§ **WHAT NEEDS TO BE DONE**
Find every line with the word "tempi" and give their count, nothing else.

§ **DATA SHOWN**

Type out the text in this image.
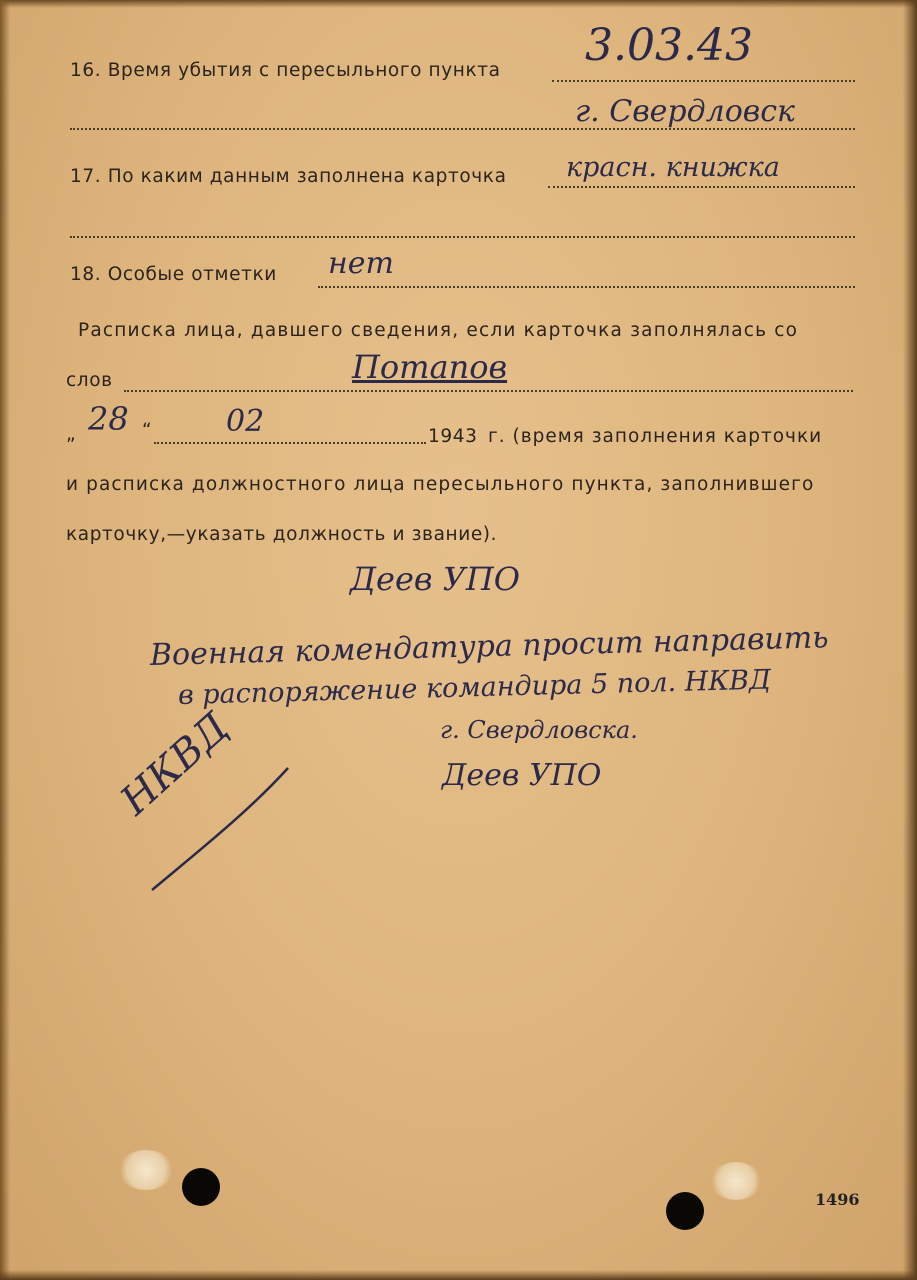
16. Время убытия с пересыльного пункта 3.03.43
г. Свердловск
17. По каким данным заполнена карточка красн. книжка
18. Особые отметки нет
Расписка лица, давшего сведения, если карточка заполнялась со
слов	Потапов
„ 28 “ 02	1943 г. (время заполнения карточки
и расписка должностного лица пересыльного пункта, заполнившего
карточку,—указать должность и звание).
Деев УПО
Военная комендатура просит направить
в распоряжение командира 5 пол. НКВД
г. Свердловска.
Деев УПО
НКВД
1496
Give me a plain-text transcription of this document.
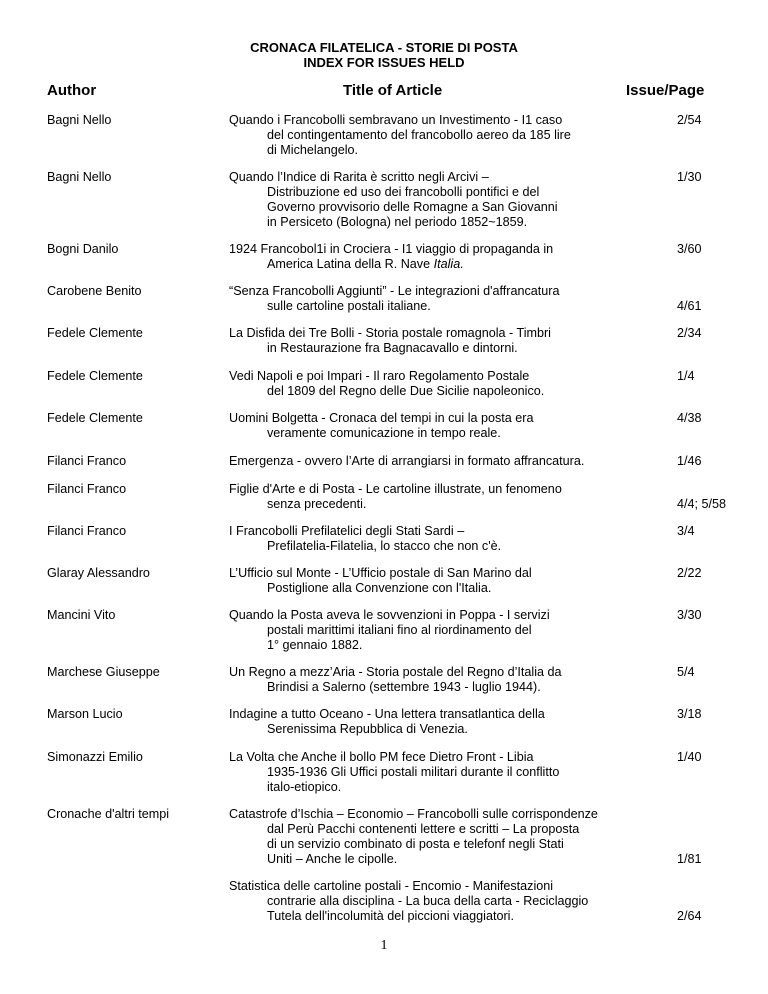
CRONACA FILATELICA - STORIE DI POSTA
INDEX FOR ISSUES HELD
Author	Title of Article	Issue/Page
Bagni Nello	Quando i Francobolli sembravano un Investimento - I1 caso
del contingentamento del francobollo aereo da 185 lire
di Michelangelo.
2/54
Bagni Nello	Quando l’Indice di Rarita è scritto negli Arcivi –
Distribuzione ed uso dei francobolli pontifici e del
Governo provvisorio delle Romagne a San Giovanni
in Persiceto (Bologna) nel periodo 1852~1859.
1/30
Bogni Danilo	1924 Francobol1i in Crociera - I1 viaggio di propaganda in
America Latina della R. Nave Italia.
3/60
Carobene Benito	“Senza Francobolli Aggiunti” - Le integrazioni d'affrancatura
sulle cartoline postali italiane.	4/61
Fedele Clemente	La Disfida dei Tre Bolli - Storia postale romagnola - Timbri
in Restaurazione fra Bagnacavallo e dintorni.
2/34
Fedele Clemente	Vedi Napoli e poi Impari - Il raro Regolamento Postale
del 1809 del Regno delle Due Sicilie napoleonico.
1/4
Fedele Clemente	Uomini Bolgetta - Cronaca del tempi in cui la posta era
veramente comunicazione in tempo reale.
4/38
Filanci Franco	Emergenza - ovvero l’Arte di arrangiarsi in formato affrancatura.	1/46
Filanci Franco	Figlie d'Arte e di Posta - Le cartoline illustrate, un fenomeno
senza precedenti.	4/4; 5/58
Filanci Franco	I Francobolli Prefilatelici degli Stati Sardi –
Prefilatelia-Filatelia, lo stacco che non c'è.
3/4
Glaray Alessandro	L’Ufficio sul Monte - L’Ufficio postale di San Marino dal
Postiglione alla Convenzione con l'Italia.
2/22
Mancini Vito	Quando la Posta aveva le sovvenzioni in Poppa - I servizi
postali marittimi italiani fino al riordinamento del
1° gennaio 1882.
3/30
Marchese Giuseppe	Un Regno a mezz’Aria - Storia postale del Regno d’Italia da
Brindisi a Salerno (settembre 1943 - luglio 1944).
5/4
Marson Lucio	Indagine a tutto Oceano - Una lettera transatlantica della
Serenissima Repubblica di Venezia.
3/18
Simonazzi Emilio	La Volta che Anche il bollo PM fece Dietro Front - Libia
1935-1936 Gli Uffici postali militari durante il conflitto
italo-etiopico.
1/40
Cronache d'altri tempi	Catastrofe d’Ischia – Economio – Francobolli sulle corrispondenze
dal Perù Pacchi contenenti lettere e scritti – La proposta
di un servizio combinato di posta e telefonf negli Stati
Uniti – Anche le cipolle.	1/81
Statistica delle cartoline postali - Encomio - Manifestazioni
contrarie alla disciplina - La buca della carta - Reciclaggio
Tutela dell'incolumità del piccioni viaggiatori.	2/64
1
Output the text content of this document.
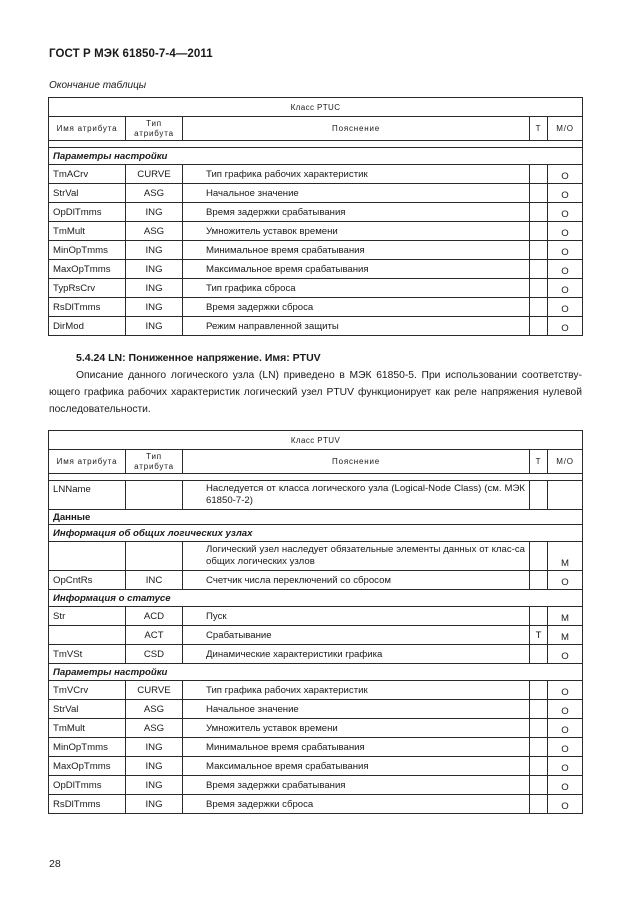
ГОСТ Р МЭК 61850-7-4—2011
Окончание таблицы
Класс PTUC				
Имя атрибута	Тип атрибута	Пояснение	T	M/O

Параметры настройки				
TmACrv	CURVE	Тип графика рабочих характеристик		O
StrVal	ASG	Начальное значение		O
OpDlTmms	ING	Время задержки срабатывания		O
TmMult	ASG	Умножитель уставок времени		O
MinOpTmms	ING	Минимальное время срабатывания		O
MaxOpTmms	ING	Максимальное время срабатывания		O
TypRsCrv	ING	Тип графика сброса		O
RsDlTmms	ING	Время задержки сброса		O
DirMod	ING	Режим направленной защиты		O
5.4.24 LN: Пониженное напряжение. Имя: PTUV
Описание данного логического узла (LN) приведено в МЭК 61850-5. При использовании соответству-ющего графика рабочих характеристик логический узел PTUV функционирует как реле напряжения нулевой последовательности.
Класс PTUV				
Имя атрибута	Тип атрибута	Пояснение	T	M/O

LNName		Наследуется от класса логического узла (Logical-Node Class) (см. МЭК 61850-7-2)		
Данные				
Информация об общих логических узлах				
		Логический узел наследует обязательные элементы данных от клас-са общих логических узлов		M
OpCntRs	INC	Счетчик числа переключений со сбросом		O
Информация о статусе				
Str	ACD	Пуск		M
	ACT	Срабатывание	T	M
TmVSt	CSD	Динамические характеристики графика		O
Параметры настройки				
TmVCrv	CURVE	Тип графика рабочих характеристик		O
StrVal	ASG	Начальное значение		O
TmMult	ASG	Умножитель уставок времени		O
MinOpTmms	ING	Минимальное время срабатывания		O
MaxOpTmms	ING	Максимальное время срабатывания		O
OpDlTmms	ING	Время задержки срабатывания		O
RsDlTmms	ING	Время задержки сброса		O
28
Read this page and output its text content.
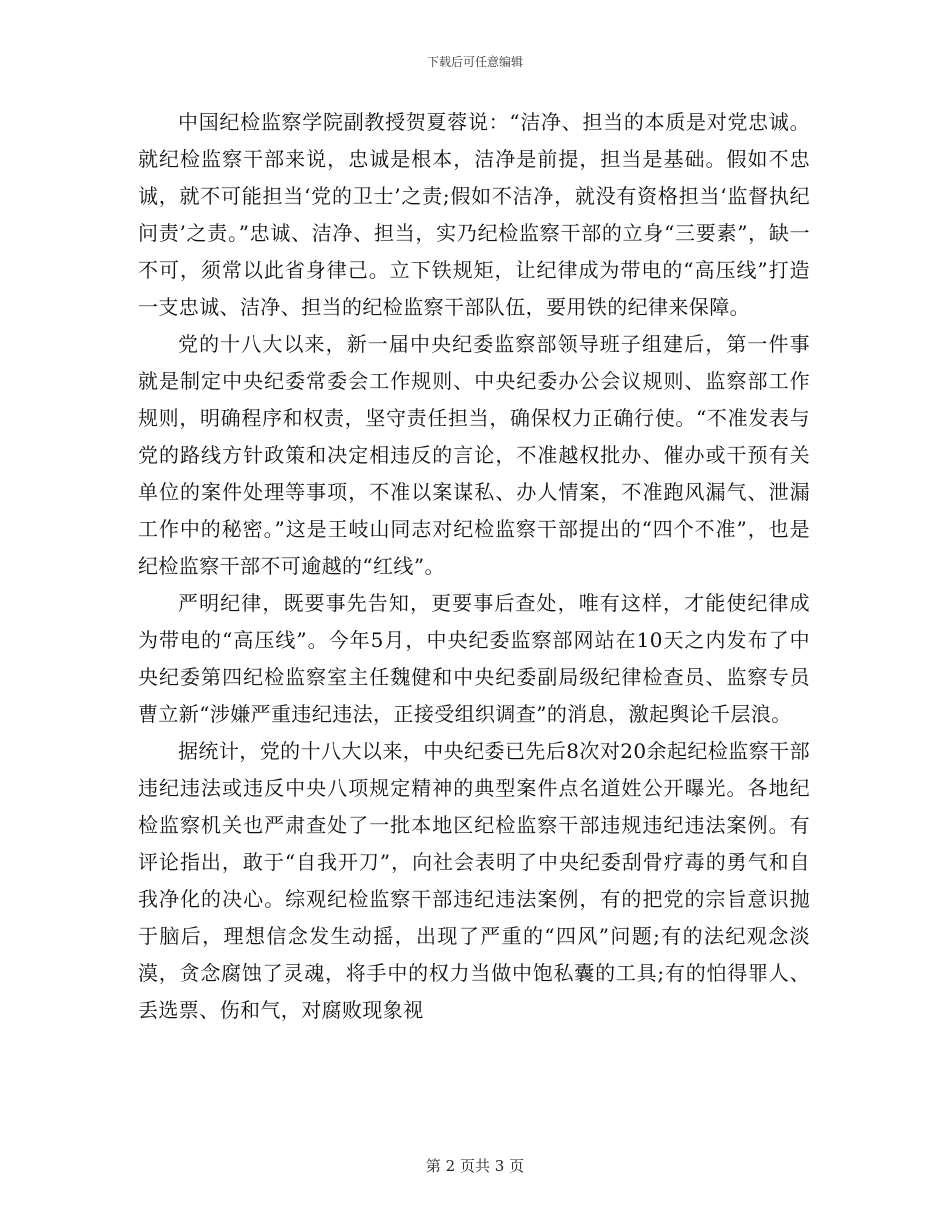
下载后可任意编辑

中国纪检监察学院副教授贺夏蓉说：“洁净、担当的本质是对党忠诚。就纪检监察干部来说，忠诚是根本，洁净是前提，担当是基础。假如不忠诚，就不可能担当‘党的卫士’之责;假如不洁净，就没有资格担当‘监督执纪问责’之责。”忠诚、洁净、担当，实乃纪检监察干部的立身“三要素”，缺一不可，须常以此省身律己。立下铁规矩，让纪律成为带电的“高压线”打造一支忠诚、洁净、担当的纪检监察干部队伍，要用铁的纪律来保障。

党的十八大以来，新一届中央纪委监察部领导班子组建后，第一件事就是制定中央纪委常委会工作规则、中央纪委办公会议规则、监察部工作规则，明确程序和权责，坚守责任担当，确保权力正确行使。“不准发表与党的路线方针政策和决定相违反的言论，不准越权批办、催办或干预有关单位的案件处理等事项，不准以案谋私、办人情案，不准跑风漏气、泄漏工作中的秘密。”这是王岐山同志对纪检监察干部提出的“四个不准”，也是纪检监察干部不可逾越的“红线”。

严明纪律，既要事先告知，更要事后查处，唯有这样，才能使纪律成为带电的“高压线”。今年5月，中央纪委监察部网站在10天之内发布了中央纪委第四纪检监察室主任魏健和中央纪委副局级纪律检查员、监察专员曹立新“涉嫌严重违纪违法，正接受组织调查”的消息，激起舆论千层浪。

据统计，党的十八大以来，中央纪委已先后8次对20余起纪检监察干部违纪违法或违反中央八项规定精神的典型案件点名道姓公开曝光。各地纪检监察机关也严肃查处了一批本地区纪检监察干部违规违纪违法案例。有评论指出，敢于“自我开刀”，向社会表明了中央纪委刮骨疗毒的勇气和自我净化的决心。综观纪检监察干部违纪违法案例，有的把党的宗旨意识抛于脑后，理想信念发生动摇，出现了严重的“四风”问题;有的法纪观念淡漠，贪念腐蚀了灵魂，将手中的权力当做中饱私囊的工具;有的怕得罪人、丢选票、伤和气，对腐败现象视

第 2 页共 3 页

§ **FINAL RESULT**
2